* **STATED TASK**
Without the pictures, can you quote each line below exactly?

(Data records)
########
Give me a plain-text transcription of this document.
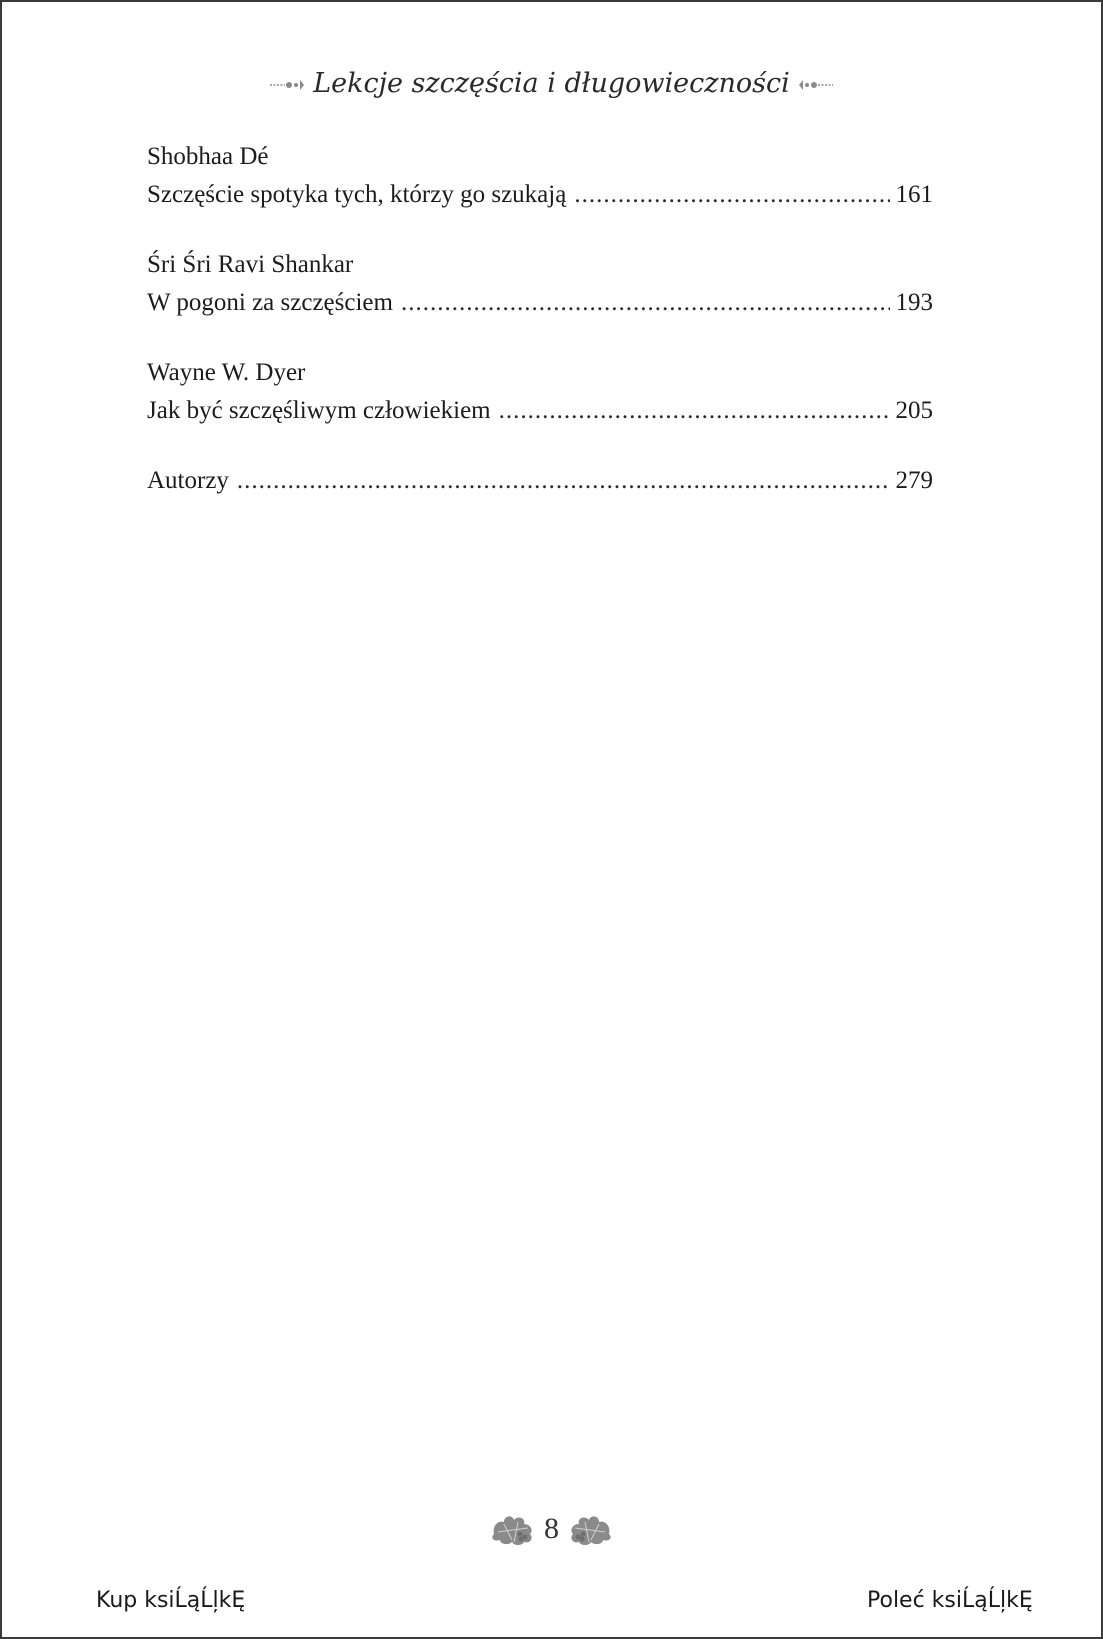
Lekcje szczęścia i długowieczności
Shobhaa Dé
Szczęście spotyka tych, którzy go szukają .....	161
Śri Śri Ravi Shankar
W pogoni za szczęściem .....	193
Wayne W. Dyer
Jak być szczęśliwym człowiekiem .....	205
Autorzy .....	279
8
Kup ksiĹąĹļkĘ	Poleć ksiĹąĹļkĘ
########
* **RESULT FOR THIS EXERCISE**
Give me a plain-text transcription of this document.
Lekcje szczęścia i długowieczności
Shobhaa Dé
Szczęście spotyka tych, którzy go szukają .....	161
Śri Śri Ravi Shankar
W pogoni za szczęściem .....	193
Wayne W. Dyer
Jak być szczęśliwym człowiekiem .....	205
Autorzy .....	279
8
Kup ksiĹąĹļkĘ	Poleć ksiĹąĹļkĘ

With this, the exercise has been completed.